__DESCRIPTION OF THE TASK__: Reproduce all of the data exactly.

· · · ·

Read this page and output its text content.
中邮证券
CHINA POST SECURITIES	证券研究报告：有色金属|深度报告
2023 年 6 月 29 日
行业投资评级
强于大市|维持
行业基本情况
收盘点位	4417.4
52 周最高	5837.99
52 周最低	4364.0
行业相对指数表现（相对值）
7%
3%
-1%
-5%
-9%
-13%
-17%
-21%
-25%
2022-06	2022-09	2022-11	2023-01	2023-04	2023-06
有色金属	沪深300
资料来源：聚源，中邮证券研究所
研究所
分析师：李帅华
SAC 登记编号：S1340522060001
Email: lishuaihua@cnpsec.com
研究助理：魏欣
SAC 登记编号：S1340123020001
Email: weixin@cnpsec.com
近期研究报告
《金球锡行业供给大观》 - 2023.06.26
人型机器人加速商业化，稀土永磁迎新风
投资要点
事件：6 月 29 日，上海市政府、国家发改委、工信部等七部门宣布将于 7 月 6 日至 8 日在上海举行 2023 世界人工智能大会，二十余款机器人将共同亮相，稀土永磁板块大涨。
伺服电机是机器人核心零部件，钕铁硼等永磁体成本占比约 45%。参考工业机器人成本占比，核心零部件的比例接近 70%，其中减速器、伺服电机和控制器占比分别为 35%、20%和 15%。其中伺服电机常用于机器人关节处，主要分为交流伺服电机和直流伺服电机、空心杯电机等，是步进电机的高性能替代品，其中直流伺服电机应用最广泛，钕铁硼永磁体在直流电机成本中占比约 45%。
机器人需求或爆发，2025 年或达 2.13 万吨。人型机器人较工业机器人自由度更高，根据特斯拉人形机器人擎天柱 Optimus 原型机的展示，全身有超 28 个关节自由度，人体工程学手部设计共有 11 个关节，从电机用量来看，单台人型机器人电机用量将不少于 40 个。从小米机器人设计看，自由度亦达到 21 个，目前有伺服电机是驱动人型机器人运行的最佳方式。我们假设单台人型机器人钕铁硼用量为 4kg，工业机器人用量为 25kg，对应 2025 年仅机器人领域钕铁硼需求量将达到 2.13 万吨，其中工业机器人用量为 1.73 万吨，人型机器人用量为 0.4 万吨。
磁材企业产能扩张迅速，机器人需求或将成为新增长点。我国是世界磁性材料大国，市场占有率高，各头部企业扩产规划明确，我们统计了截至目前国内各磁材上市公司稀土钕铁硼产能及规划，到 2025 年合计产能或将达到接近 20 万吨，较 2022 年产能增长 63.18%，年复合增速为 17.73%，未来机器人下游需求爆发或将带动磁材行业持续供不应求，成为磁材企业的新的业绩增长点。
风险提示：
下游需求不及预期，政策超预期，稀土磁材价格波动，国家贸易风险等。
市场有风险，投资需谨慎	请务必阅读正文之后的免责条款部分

· · · ·

__RESPONSE TO THIS EXERCISE__:
Read this page and output its text content.
中邮证券
CHINA POST SECURITIES	证券研究报告：有色金属|深度报告
2023 年 6 月 29 日
行业投资评级
强于大市|维持
行业基本情况
收盘点位	4417.4
52 周最高	5837.99
52 周最低	4364.0
行业相对指数表现（相对值）
7%
3%
-1%
-5%
-9%
-13%
-17%
-21%
-25%
2022-06	2022-09	2022-11	2023-01	2023-04	2023-06
有色金属	沪深300
资料来源：聚源，中邮证券研究所
研究所
分析师：李帅华
SAC 登记编号：S1340522060001
Email: lishuaihua@cnpsec.com
研究助理：魏欣
SAC 登记编号：S1340123020001
Email: weixin@cnpsec.com
近期研究报告
《金球锡行业供给大观》 - 2023.06.26
人型机器人加速商业化，稀土永磁迎新风
投资要点
事件：6 月 29 日，上海市政府、国家发改委、工信部等七部门宣布将于 7 月 6 日至 8 日在上海举行 2023 世界人工智能大会，二十余款机器人将共同亮相，稀土永磁板块大涨。
伺服电机是机器人核心零部件，钕铁硼等永磁体成本占比约 45%。参考工业机器人成本占比，核心零部件的比例接近 70%，其中减速器、伺服电机和控制器占比分别为 35%、20%和 15%。其中伺服电机常用于机器人关节处，主要分为交流伺服电机和直流伺服电机、空心杯电机等，是步进电机的高性能替代品，其中直流伺服电机应用最广泛，钕铁硼永磁体在直流电机成本中占比约 45%。
机器人需求或爆发，2025 年或达 2.13 万吨。人型机器人较工业机器人自由度更高，根据特斯拉人形机器人擎天柱 Optimus 原型机的展示，全身有超 28 个关节自由度，人体工程学手部设计共有 11 个关节，从电机用量来看，单台人型机器人电机用量将不少于 40 个。从小米机器人设计看，自由度亦达到 21 个，目前有伺服电机是驱动人型机器人运行的最佳方式。我们假设单台人型机器人钕铁硼用量为 4kg，工业机器人用量为 25kg，对应 2025 年仅机器人领域钕铁硼需求量将达到 2.13 万吨，其中工业机器人用量为 1.73 万吨，人型机器人用量为 0.4 万吨。
磁材企业产能扩张迅速，机器人需求或将成为新增长点。我国是世界磁性材料大国，市场占有率高，各头部企业扩产规划明确，我们统计了截至目前国内各磁材上市公司稀土钕铁硼产能及规划，到 2025 年合计产能或将达到接近 20 万吨，较 2022 年产能增长 63.18%，年复合增速为 17.73%，未来机器人下游需求爆发或将带动磁材行业持续供不应求，成为磁材企业的新的业绩增长点。
风险提示：
下游需求不及预期，政策超预期，稀土磁材价格波动，国家贸易风险等。
市场有风险，投资需谨慎	请务必阅读正文之后的免责条款部分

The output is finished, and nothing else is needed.